§ **Problem**
Write out each record again exactly as it stands.

* * * *

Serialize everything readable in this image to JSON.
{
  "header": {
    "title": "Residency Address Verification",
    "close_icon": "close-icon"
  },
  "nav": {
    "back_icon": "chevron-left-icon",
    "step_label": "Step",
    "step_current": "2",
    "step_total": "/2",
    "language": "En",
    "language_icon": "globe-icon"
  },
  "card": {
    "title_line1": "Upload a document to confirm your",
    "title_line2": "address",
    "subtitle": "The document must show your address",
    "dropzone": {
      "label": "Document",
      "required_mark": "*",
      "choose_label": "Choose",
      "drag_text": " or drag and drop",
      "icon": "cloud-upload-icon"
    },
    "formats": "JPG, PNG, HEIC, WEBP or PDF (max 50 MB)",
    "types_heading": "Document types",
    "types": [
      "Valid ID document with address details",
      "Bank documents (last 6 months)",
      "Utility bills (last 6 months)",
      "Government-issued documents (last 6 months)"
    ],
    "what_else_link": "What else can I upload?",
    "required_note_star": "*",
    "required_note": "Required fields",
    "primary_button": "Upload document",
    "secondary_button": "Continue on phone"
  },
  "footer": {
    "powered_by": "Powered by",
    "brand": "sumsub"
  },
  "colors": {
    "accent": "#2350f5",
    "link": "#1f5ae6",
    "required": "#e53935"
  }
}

* * * *

§ **Solution to this exercise**
Serialize everything readable in this image to JSON.
{
  "header": {
    "title": "Residency Address Verification",
    "close_icon": "close-icon"
  },
  "nav": {
    "back_icon": "chevron-left-icon",
    "step_label": "Step",
    "step_current": "2",
    "step_total": "/2",
    "language": "En",
    "language_icon": "globe-icon"
  },
  "card": {
    "title_line1": "Upload a document to confirm your",
    "title_line2": "address",
    "subtitle": "The document must show your address",
    "dropzone": {
      "label": "Document",
      "required_mark": "*",
      "choose_label": "Choose",
      "drag_text": " or drag and drop",
      "icon": "cloud-upload-icon"
    },
    "formats": "JPG, PNG, HEIC, WEBP or PDF (max 50 MB)",
    "types_heading": "Document types",
    "types": [
      "Valid ID document with address details",
      "Bank documents (last 6 months)",
      "Utility bills (last 6 months)",
      "Government-issued documents (last 6 months)"
    ],
    "what_else_link": "What else can I upload?",
    "required_note_star": "*",
    "required_note": "Required fields",
    "primary_button": "Upload document",
    "secondary_button": "Continue on phone"
  },
  "footer": {
    "powered_by": "Powered by",
    "brand": "sumsub"
  },
  "colors": {
    "accent": "#2350f5",
    "link": "#1f5ae6",
    "required": "#e53935"
  }
}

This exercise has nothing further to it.